▶ [TASK INSTRUCTIONS] Print out the material that follows word for word.
* start DATA FOR PROCESSING *
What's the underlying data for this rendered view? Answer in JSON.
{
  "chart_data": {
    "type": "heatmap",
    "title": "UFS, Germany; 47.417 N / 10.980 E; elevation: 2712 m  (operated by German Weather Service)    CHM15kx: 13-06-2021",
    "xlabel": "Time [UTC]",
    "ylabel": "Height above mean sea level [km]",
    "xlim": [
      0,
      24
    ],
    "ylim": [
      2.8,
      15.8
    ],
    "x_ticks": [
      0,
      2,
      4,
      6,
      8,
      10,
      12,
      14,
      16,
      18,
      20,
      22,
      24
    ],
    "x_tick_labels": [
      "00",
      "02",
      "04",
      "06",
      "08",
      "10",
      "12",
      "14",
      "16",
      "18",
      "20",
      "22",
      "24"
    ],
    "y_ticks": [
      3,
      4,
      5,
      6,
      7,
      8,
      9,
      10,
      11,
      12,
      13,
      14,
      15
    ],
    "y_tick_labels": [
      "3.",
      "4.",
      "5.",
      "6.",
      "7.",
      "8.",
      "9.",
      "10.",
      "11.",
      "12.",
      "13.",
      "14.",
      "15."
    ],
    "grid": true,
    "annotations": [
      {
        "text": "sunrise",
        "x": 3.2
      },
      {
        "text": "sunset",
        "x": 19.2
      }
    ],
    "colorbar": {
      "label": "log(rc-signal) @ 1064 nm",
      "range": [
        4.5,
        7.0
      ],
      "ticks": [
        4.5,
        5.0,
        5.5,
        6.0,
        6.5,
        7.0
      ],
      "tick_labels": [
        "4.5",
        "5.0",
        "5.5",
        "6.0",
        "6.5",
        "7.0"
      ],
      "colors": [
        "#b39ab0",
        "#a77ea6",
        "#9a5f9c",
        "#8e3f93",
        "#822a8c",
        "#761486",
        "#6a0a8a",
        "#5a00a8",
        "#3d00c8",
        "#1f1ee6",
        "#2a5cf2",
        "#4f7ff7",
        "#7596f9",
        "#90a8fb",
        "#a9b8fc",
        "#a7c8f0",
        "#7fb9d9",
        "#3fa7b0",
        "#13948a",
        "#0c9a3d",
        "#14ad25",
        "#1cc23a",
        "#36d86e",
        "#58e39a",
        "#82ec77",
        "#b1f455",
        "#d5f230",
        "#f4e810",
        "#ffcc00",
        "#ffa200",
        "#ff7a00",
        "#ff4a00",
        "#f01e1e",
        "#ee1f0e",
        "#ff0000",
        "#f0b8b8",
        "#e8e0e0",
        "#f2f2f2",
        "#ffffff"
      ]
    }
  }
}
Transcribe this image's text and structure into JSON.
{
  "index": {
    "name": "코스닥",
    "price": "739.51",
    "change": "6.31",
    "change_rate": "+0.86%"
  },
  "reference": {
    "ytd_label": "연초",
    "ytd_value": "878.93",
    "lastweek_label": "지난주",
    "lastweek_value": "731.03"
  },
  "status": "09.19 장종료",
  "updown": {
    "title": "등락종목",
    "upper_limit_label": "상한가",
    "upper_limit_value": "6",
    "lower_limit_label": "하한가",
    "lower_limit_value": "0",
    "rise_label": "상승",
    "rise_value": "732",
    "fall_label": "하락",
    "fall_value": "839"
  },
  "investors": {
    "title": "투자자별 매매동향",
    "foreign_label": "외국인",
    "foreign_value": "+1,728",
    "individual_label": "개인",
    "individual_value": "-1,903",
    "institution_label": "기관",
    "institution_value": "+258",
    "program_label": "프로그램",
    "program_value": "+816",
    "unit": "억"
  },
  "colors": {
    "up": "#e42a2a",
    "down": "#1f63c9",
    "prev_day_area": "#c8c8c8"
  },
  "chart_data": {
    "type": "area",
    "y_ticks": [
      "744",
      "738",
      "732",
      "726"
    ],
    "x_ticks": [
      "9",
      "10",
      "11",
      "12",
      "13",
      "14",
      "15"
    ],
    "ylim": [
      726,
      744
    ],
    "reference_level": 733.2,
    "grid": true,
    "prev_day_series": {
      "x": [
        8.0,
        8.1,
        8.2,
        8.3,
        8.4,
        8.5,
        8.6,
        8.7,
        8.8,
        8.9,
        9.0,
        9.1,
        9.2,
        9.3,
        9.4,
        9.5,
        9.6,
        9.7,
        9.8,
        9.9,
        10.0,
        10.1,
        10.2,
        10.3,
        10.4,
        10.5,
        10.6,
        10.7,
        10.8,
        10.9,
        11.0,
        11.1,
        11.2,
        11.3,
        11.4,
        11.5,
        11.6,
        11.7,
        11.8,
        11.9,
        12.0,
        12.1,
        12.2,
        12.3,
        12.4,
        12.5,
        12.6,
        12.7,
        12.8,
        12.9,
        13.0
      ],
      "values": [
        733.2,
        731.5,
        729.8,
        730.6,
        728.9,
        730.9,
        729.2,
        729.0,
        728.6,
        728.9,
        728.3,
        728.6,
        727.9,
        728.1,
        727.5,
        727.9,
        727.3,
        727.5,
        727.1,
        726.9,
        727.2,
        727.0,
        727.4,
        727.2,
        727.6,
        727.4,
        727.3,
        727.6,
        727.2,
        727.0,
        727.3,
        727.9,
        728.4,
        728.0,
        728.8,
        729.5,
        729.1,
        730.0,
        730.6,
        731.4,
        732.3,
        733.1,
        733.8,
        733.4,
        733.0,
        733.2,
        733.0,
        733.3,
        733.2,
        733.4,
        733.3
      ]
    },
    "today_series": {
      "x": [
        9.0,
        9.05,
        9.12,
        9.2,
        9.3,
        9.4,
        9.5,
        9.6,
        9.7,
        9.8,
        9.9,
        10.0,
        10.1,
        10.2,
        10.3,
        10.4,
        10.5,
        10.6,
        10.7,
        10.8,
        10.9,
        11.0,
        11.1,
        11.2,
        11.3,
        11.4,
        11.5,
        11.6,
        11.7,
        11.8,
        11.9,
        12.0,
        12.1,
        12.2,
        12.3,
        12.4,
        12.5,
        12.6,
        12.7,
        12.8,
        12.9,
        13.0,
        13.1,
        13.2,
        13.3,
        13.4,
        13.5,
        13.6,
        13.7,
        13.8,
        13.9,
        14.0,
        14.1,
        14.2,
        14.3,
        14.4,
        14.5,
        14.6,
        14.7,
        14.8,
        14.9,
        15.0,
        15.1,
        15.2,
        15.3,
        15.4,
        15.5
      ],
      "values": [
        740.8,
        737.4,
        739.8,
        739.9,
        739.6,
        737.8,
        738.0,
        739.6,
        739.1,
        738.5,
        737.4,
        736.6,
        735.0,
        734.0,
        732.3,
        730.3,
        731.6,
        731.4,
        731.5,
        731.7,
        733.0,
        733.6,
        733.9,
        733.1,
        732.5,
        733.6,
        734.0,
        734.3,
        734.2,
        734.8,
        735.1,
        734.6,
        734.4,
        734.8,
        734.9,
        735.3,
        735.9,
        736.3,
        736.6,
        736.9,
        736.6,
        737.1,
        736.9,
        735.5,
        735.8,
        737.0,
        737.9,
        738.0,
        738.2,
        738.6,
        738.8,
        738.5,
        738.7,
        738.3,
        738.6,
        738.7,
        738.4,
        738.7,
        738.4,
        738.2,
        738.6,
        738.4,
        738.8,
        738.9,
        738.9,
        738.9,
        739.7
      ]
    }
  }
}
* end DATA FOR PROCESSING *
▶ [TASK ANSWER]
What's the underlying data for this rendered view? Answer in JSON.
{
  "chart_data": {
    "type": "heatmap",
    "title": "UFS, Germany; 47.417 N / 10.980 E; elevation: 2712 m  (operated by German Weather Service)    CHM15kx: 13-06-2021",
    "xlabel": "Time [UTC]",
    "ylabel": "Height above mean sea level [km]",
    "xlim": [
      0,
      24
    ],
    "ylim": [
      2.8,
      15.8
    ],
    "x_ticks": [
      0,
      2,
      4,
      6,
      8,
      10,
      12,
      14,
      16,
      18,
      20,
      22,
      24
    ],
    "x_tick_labels": [
      "00",
      "02",
      "04",
      "06",
      "08",
      "10",
      "12",
      "14",
      "16",
      "18",
      "20",
      "22",
      "24"
    ],
    "y_ticks": [
      3,
      4,
      5,
      6,
      7,
      8,
      9,
      10,
      11,
      12,
      13,
      14,
      15
    ],
    "y_tick_labels": [
      "3.",
      "4.",
      "5.",
      "6.",
      "7.",
      "8.",
      "9.",
      "10.",
      "11.",
      "12.",
      "13.",
      "14.",
      "15."
    ],
    "grid": true,
    "annotations": [
      {
        "text": "sunrise",
        "x": 3.2
      },
      {
        "text": "sunset",
        "x": 19.2
      }
    ],
    "colorbar": {
      "label": "log(rc-signal) @ 1064 nm",
      "range": [
        4.5,
        7.0
      ],
      "ticks": [
        4.5,
        5.0,
        5.5,
        6.0,
        6.5,
        7.0
      ],
      "tick_labels": [
        "4.5",
        "5.0",
        "5.5",
        "6.0",
        "6.5",
        "7.0"
      ],
      "colors": [
        "#b39ab0",
        "#a77ea6",
        "#9a5f9c",
        "#8e3f93",
        "#822a8c",
        "#761486",
        "#6a0a8a",
        "#5a00a8",
        "#3d00c8",
        "#1f1ee6",
        "#2a5cf2",
        "#4f7ff7",
        "#7596f9",
        "#90a8fb",
        "#a9b8fc",
        "#a7c8f0",
        "#7fb9d9",
        "#3fa7b0",
        "#13948a",
        "#0c9a3d",
        "#14ad25",
        "#1cc23a",
        "#36d86e",
        "#58e39a",
        "#82ec77",
        "#b1f455",
        "#d5f230",
        "#f4e810",
        "#ffcc00",
        "#ffa200",
        "#ff7a00",
        "#ff4a00",
        "#f01e1e",
        "#ee1f0e",
        "#ff0000",
        "#f0b8b8",
        "#e8e0e0",
        "#f2f2f2",
        "#ffffff"
      ]
    }
  }
}
Transcribe this image's text and structure into JSON.
{
  "index": {
    "name": "코스닥",
    "price": "739.51",
    "change": "6.31",
    "change_rate": "+0.86%"
  },
  "reference": {
    "ytd_label": "연초",
    "ytd_value": "878.93",
    "lastweek_label": "지난주",
    "lastweek_value": "731.03"
  },
  "status": "09.19 장종료",
  "updown": {
    "title": "등락종목",
    "upper_limit_label": "상한가",
    "upper_limit_value": "6",
    "lower_limit_label": "하한가",
    "lower_limit_value": "0",
    "rise_label": "상승",
    "rise_value": "732",
    "fall_label": "하락",
    "fall_value": "839"
  },
  "investors": {
    "title": "투자자별 매매동향",
    "foreign_label": "외국인",
    "foreign_value": "+1,728",
    "individual_label": "개인",
    "individual_value": "-1,903",
    "institution_label": "기관",
    "institution_value": "+258",
    "program_label": "프로그램",
    "program_value": "+816",
    "unit": "억"
  },
  "colors": {
    "up": "#e42a2a",
    "down": "#1f63c9",
    "prev_day_area": "#c8c8c8"
  },
  "chart_data": {
    "type": "area",
    "y_ticks": [
      "744",
      "738",
      "732",
      "726"
    ],
    "x_ticks": [
      "9",
      "10",
      "11",
      "12",
      "13",
      "14",
      "15"
    ],
    "ylim": [
      726,
      744
    ],
    "reference_level": 733.2,
    "grid": true,
    "prev_day_series": {
      "x": [
        8.0,
        8.1,
        8.2,
        8.3,
        8.4,
        8.5,
        8.6,
        8.7,
        8.8,
        8.9,
        9.0,
        9.1,
        9.2,
        9.3,
        9.4,
        9.5,
        9.6,
        9.7,
        9.8,
        9.9,
        10.0,
        10.1,
        10.2,
        10.3,
        10.4,
        10.5,
        10.6,
        10.7,
        10.8,
        10.9,
        11.0,
        11.1,
        11.2,
        11.3,
        11.4,
        11.5,
        11.6,
        11.7,
        11.8,
        11.9,
        12.0,
        12.1,
        12.2,
        12.3,
        12.4,
        12.5,
        12.6,
        12.7,
        12.8,
        12.9,
        13.0
      ],
      "values": [
        733.2,
        731.5,
        729.8,
        730.6,
        728.9,
        730.9,
        729.2,
        729.0,
        728.6,
        728.9,
        728.3,
        728.6,
        727.9,
        728.1,
        727.5,
        727.9,
        727.3,
        727.5,
        727.1,
        726.9,
        727.2,
        727.0,
        727.4,
        727.2,
        727.6,
        727.4,
        727.3,
        727.6,
        727.2,
        727.0,
        727.3,
        727.9,
        728.4,
        728.0,
        728.8,
        729.5,
        729.1,
        730.0,
        730.6,
        731.4,
        732.3,
        733.1,
        733.8,
        733.4,
        733.0,
        733.2,
        733.0,
        733.3,
        733.2,
        733.4,
        733.3
      ]
    },
    "today_series": {
      "x": [
        9.0,
        9.05,
        9.12,
        9.2,
        9.3,
        9.4,
        9.5,
        9.6,
        9.7,
        9.8,
        9.9,
        10.0,
        10.1,
        10.2,
        10.3,
        10.4,
        10.5,
        10.6,
        10.7,
        10.8,
        10.9,
        11.0,
        11.1,
        11.2,
        11.3,
        11.4,
        11.5,
        11.6,
        11.7,
        11.8,
        11.9,
        12.0,
        12.1,
        12.2,
        12.3,
        12.4,
        12.5,
        12.6,
        12.7,
        12.8,
        12.9,
        13.0,
        13.1,
        13.2,
        13.3,
        13.4,
        13.5,
        13.6,
        13.7,
        13.8,
        13.9,
        14.0,
        14.1,
        14.2,
        14.3,
        14.4,
        14.5,
        14.6,
        14.7,
        14.8,
        14.9,
        15.0,
        15.1,
        15.2,
        15.3,
        15.4,
        15.5
      ],
      "values": [
        740.8,
        737.4,
        739.8,
        739.9,
        739.6,
        737.8,
        738.0,
        739.6,
        739.1,
        738.5,
        737.4,
        736.6,
        735.0,
        734.0,
        732.3,
        730.3,
        731.6,
        731.4,
        731.5,
        731.7,
        733.0,
        733.6,
        733.9,
        733.1,
        732.5,
        733.6,
        734.0,
        734.3,
        734.2,
        734.8,
        735.1,
        734.6,
        734.4,
        734.8,
        734.9,
        735.3,
        735.9,
        736.3,
        736.6,
        736.9,
        736.6,
        737.1,
        736.9,
        735.5,
        735.8,
        737.0,
        737.9,
        738.0,
        738.2,
        738.6,
        738.8,
        738.5,
        738.7,
        738.3,
        738.6,
        738.7,
        738.4,
        738.7,
        738.4,
        738.2,
        738.6,
        738.4,
        738.8,
        738.9,
        738.9,
        738.9,
        739.7
      ]
    }
  }
}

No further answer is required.